[WHAT IS REQUIRED] Copy out each line below exactly as it appears.

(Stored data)
- - - - - - -

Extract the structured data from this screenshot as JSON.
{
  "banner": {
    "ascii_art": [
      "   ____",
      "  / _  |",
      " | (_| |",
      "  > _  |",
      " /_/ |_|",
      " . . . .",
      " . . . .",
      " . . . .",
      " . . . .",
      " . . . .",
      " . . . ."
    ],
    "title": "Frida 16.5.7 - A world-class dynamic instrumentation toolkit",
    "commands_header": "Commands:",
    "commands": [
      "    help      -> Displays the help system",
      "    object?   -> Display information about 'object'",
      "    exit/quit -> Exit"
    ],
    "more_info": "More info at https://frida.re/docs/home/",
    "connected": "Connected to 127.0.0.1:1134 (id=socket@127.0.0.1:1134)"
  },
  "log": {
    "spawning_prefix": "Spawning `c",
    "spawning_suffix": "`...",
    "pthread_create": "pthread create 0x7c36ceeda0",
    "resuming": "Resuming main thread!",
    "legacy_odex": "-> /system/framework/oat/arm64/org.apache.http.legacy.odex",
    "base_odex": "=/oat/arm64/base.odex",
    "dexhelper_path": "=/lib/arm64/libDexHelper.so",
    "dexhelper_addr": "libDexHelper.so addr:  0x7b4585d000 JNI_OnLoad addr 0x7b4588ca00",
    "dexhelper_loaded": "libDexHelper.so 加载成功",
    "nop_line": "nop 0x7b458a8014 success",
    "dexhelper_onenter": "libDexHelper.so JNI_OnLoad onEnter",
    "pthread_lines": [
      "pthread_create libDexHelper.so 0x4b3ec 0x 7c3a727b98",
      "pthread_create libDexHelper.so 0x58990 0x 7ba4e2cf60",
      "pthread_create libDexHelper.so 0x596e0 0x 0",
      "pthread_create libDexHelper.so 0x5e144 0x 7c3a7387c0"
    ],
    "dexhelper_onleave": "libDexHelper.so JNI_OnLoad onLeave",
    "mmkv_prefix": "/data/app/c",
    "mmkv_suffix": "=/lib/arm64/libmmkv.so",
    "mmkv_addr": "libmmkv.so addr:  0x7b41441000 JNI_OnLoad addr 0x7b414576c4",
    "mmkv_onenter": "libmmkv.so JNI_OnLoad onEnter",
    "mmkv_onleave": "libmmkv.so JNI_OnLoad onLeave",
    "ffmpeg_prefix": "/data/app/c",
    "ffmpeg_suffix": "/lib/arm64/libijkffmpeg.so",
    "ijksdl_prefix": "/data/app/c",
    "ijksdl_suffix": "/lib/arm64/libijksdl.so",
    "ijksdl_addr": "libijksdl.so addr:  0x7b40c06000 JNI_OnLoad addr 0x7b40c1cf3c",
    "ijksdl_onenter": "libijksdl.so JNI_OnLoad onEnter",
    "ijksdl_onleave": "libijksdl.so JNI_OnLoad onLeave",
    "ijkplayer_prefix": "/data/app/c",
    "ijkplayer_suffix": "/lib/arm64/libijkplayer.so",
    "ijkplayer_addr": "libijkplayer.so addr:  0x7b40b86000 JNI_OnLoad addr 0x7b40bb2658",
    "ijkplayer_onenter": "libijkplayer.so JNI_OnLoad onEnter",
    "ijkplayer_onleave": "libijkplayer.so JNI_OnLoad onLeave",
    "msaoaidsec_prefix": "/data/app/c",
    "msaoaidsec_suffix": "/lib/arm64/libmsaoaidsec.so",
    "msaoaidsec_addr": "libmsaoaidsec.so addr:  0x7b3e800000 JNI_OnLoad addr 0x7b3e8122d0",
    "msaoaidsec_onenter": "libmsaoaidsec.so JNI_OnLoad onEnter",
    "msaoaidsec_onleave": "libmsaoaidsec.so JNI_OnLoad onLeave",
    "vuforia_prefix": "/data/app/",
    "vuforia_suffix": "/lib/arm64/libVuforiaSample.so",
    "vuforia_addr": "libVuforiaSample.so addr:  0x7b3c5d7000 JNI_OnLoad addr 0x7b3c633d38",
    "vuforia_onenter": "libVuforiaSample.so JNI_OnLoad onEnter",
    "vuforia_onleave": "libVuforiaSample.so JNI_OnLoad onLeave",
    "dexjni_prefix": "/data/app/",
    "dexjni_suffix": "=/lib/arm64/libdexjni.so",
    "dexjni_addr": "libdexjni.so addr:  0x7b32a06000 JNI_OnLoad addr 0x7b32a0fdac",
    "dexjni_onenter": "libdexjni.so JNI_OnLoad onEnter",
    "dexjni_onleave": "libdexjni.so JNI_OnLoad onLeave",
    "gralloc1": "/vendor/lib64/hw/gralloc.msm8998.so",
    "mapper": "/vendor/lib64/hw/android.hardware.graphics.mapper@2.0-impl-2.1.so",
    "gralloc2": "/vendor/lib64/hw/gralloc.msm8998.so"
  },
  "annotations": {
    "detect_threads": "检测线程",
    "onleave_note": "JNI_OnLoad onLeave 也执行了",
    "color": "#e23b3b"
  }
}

- - - - - - -

[FINAL RESULT]
Extract the structured data from this screenshot as JSON.
{
  "banner": {
    "ascii_art": [
      "   ____",
      "  / _  |",
      " | (_| |",
      "  > _  |",
      " /_/ |_|",
      " . . . .",
      " . . . .",
      " . . . .",
      " . . . .",
      " . . . .",
      " . . . ."
    ],
    "title": "Frida 16.5.7 - A world-class dynamic instrumentation toolkit",
    "commands_header": "Commands:",
    "commands": [
      "    help      -> Displays the help system",
      "    object?   -> Display information about 'object'",
      "    exit/quit -> Exit"
    ],
    "more_info": "More info at https://frida.re/docs/home/",
    "connected": "Connected to 127.0.0.1:1134 (id=socket@127.0.0.1:1134)"
  },
  "log": {
    "spawning_prefix": "Spawning `c",
    "spawning_suffix": "`...",
    "pthread_create": "pthread create 0x7c36ceeda0",
    "resuming": "Resuming main thread!",
    "legacy_odex": "-> /system/framework/oat/arm64/org.apache.http.legacy.odex",
    "base_odex": "=/oat/arm64/base.odex",
    "dexhelper_path": "=/lib/arm64/libDexHelper.so",
    "dexhelper_addr": "libDexHelper.so addr:  0x7b4585d000 JNI_OnLoad addr 0x7b4588ca00",
    "dexhelper_loaded": "libDexHelper.so 加载成功",
    "nop_line": "nop 0x7b458a8014 success",
    "dexhelper_onenter": "libDexHelper.so JNI_OnLoad onEnter",
    "pthread_lines": [
      "pthread_create libDexHelper.so 0x4b3ec 0x 7c3a727b98",
      "pthread_create libDexHelper.so 0x58990 0x 7ba4e2cf60",
      "pthread_create libDexHelper.so 0x596e0 0x 0",
      "pthread_create libDexHelper.so 0x5e144 0x 7c3a7387c0"
    ],
    "dexhelper_onleave": "libDexHelper.so JNI_OnLoad onLeave",
    "mmkv_prefix": "/data/app/c",
    "mmkv_suffix": "=/lib/arm64/libmmkv.so",
    "mmkv_addr": "libmmkv.so addr:  0x7b41441000 JNI_OnLoad addr 0x7b414576c4",
    "mmkv_onenter": "libmmkv.so JNI_OnLoad onEnter",
    "mmkv_onleave": "libmmkv.so JNI_OnLoad onLeave",
    "ffmpeg_prefix": "/data/app/c",
    "ffmpeg_suffix": "/lib/arm64/libijkffmpeg.so",
    "ijksdl_prefix": "/data/app/c",
    "ijksdl_suffix": "/lib/arm64/libijksdl.so",
    "ijksdl_addr": "libijksdl.so addr:  0x7b40c06000 JNI_OnLoad addr 0x7b40c1cf3c",
    "ijksdl_onenter": "libijksdl.so JNI_OnLoad onEnter",
    "ijksdl_onleave": "libijksdl.so JNI_OnLoad onLeave",
    "ijkplayer_prefix": "/data/app/c",
    "ijkplayer_suffix": "/lib/arm64/libijkplayer.so",
    "ijkplayer_addr": "libijkplayer.so addr:  0x7b40b86000 JNI_OnLoad addr 0x7b40bb2658",
    "ijkplayer_onenter": "libijkplayer.so JNI_OnLoad onEnter",
    "ijkplayer_onleave": "libijkplayer.so JNI_OnLoad onLeave",
    "msaoaidsec_prefix": "/data/app/c",
    "msaoaidsec_suffix": "/lib/arm64/libmsaoaidsec.so",
    "msaoaidsec_addr": "libmsaoaidsec.so addr:  0x7b3e800000 JNI_OnLoad addr 0x7b3e8122d0",
    "msaoaidsec_onenter": "libmsaoaidsec.so JNI_OnLoad onEnter",
    "msaoaidsec_onleave": "libmsaoaidsec.so JNI_OnLoad onLeave",
    "vuforia_prefix": "/data/app/",
    "vuforia_suffix": "/lib/arm64/libVuforiaSample.so",
    "vuforia_addr": "libVuforiaSample.so addr:  0x7b3c5d7000 JNI_OnLoad addr 0x7b3c633d38",
    "vuforia_onenter": "libVuforiaSample.so JNI_OnLoad onEnter",
    "vuforia_onleave": "libVuforiaSample.so JNI_OnLoad onLeave",
    "dexjni_prefix": "/data/app/",
    "dexjni_suffix": "=/lib/arm64/libdexjni.so",
    "dexjni_addr": "libdexjni.so addr:  0x7b32a06000 JNI_OnLoad addr 0x7b32a0fdac",
    "dexjni_onenter": "libdexjni.so JNI_OnLoad onEnter",
    "dexjni_onleave": "libdexjni.so JNI_OnLoad onLeave",
    "gralloc1": "/vendor/lib64/hw/gralloc.msm8998.so",
    "mapper": "/vendor/lib64/hw/android.hardware.graphics.mapper@2.0-impl-2.1.so",
    "gralloc2": "/vendor/lib64/hw/gralloc.msm8998.so"
  },
  "annotations": {
    "detect_threads": "检测线程",
    "onleave_note": "JNI_OnLoad onLeave 也执行了",
    "color": "#e23b3b"
  }
}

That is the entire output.